:: TEXT ::
◆ ◆ ◆ ◆ ◆ ◆ ◆

CDC has more than 1,700 staff working in more than 60 countries to promote global health and protect against the spread of global health threats such as Ebola.

Key Accomplishments 2015

  • Completed 5-year strategic planning for 17 countries designated as
    Phase I under the Global Health Security Agenda so that we can help
    develop health systems that prevent avoidable epidemics, detect
    threats early, and respond rapidly and effectively.
  • Established a Global Rapid Response Team that contributed to 5
    outbreak responses in Gabon, Indonesia, Sierra Leone, and Tanzania.
  • Reached the United Nation’s Millennium Development Goal of
    starting 15 million people on lifesaving HIV treatment by 2015 (nine
    months ahead of schedule) through CDC’s work with PEPFAR.
  • Reached World Health Organization’s milestone of having zero cases
    of polio in Africa after Nigeria marked a full year without a new case of
    naturally occurring polio. Now, only Pakistan and Afghanistan still have
    naturally occurring polio cases.
  • Launched the Field Epidemiology Training Program (FETP) Surveillance
    Training for Ebola Preparedness (STEP) in West African high-risk
    countries without Ebola to improve their ability to rapidly collect
    and analyze health data. FETP now reaches more than 60 countries.

◆ ◆ ◆ ◆ ◆ ◆ ◆

:: RECORD EXTRACTS ::
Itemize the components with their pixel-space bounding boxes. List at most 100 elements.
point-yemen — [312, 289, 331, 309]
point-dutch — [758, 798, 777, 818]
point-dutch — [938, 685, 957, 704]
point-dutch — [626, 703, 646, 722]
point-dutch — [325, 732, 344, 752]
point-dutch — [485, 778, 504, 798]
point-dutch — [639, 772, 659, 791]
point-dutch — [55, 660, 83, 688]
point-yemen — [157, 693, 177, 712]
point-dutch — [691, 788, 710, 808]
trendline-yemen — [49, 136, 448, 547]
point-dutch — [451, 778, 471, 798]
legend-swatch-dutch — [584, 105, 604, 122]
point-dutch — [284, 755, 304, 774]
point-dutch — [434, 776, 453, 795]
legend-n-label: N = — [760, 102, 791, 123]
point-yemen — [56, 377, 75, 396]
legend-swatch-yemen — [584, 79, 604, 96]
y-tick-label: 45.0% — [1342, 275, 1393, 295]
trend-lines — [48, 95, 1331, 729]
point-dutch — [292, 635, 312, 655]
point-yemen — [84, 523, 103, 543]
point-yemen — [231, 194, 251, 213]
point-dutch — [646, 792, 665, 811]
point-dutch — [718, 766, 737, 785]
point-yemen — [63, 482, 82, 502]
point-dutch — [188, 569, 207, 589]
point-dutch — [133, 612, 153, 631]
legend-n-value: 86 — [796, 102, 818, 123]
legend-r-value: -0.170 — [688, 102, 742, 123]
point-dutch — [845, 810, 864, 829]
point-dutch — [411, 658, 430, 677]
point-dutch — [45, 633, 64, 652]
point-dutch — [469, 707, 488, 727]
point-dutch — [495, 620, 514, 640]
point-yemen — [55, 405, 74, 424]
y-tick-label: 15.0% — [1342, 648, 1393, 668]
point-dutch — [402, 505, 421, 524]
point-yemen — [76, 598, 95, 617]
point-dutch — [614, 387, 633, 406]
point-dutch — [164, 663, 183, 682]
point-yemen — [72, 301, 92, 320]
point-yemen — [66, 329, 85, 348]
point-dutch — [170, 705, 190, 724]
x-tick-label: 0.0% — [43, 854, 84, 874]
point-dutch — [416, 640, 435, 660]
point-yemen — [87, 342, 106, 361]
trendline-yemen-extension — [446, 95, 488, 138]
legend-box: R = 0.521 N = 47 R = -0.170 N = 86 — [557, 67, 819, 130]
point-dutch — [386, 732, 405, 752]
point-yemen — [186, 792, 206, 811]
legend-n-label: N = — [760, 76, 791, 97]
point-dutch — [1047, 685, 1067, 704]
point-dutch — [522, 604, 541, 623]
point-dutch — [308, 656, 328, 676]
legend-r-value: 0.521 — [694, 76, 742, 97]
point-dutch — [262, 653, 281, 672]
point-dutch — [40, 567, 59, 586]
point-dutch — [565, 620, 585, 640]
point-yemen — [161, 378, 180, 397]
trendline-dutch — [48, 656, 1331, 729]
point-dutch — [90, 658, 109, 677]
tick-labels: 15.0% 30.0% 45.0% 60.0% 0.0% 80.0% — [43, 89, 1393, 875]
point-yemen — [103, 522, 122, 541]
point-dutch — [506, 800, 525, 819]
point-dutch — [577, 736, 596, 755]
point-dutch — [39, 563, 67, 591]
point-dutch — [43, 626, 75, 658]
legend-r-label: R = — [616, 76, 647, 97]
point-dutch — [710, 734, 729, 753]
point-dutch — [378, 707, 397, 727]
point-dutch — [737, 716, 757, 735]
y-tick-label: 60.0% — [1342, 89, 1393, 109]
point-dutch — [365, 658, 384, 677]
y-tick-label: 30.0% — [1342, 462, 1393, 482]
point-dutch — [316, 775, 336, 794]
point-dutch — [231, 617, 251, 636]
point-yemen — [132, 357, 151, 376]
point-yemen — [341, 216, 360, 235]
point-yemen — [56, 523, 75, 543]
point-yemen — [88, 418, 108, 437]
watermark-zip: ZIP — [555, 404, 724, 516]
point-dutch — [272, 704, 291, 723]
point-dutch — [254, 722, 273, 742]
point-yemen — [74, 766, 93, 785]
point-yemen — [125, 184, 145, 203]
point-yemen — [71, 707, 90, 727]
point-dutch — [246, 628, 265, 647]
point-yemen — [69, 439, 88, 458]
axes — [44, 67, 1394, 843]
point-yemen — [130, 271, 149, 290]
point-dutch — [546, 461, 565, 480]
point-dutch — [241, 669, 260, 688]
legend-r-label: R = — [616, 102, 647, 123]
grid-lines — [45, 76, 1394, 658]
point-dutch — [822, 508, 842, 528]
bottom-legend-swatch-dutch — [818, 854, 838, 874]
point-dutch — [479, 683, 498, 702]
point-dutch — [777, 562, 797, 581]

◆ ◆ ◆ ◆ ◆ ◆ ◆

:: TO DO ::
A - According to the text on CDC's 2015 accomplishments, which countries still have naturally occurring polio cases?
B - Summarize the text on CDC's 2015 accomplishments in two sentences.
C - List every country where, according to the text on CDC's 2015 accomplishments, the Global Rapid Response Team contributed to outbreak responses.

:: SOLUTIONS TO THE EXERCISE ::
A - Pakistan and Afghanistan.

B - CDC has more than 1,700 staff in more than 60 countries working to promote global health and protect against threats such as Ebola. In 2015 it completed strategic planning for 17 Global Health Security Agenda countries, set up a Global Rapid Response Team, helped start 15 million people on HIV treatment ahead of schedule, reached zero polio cases in Africa, and launched Ebola preparedness surveillance training in West Africa.

C - Gabon, Indonesia, Sierra Leone, Tanzania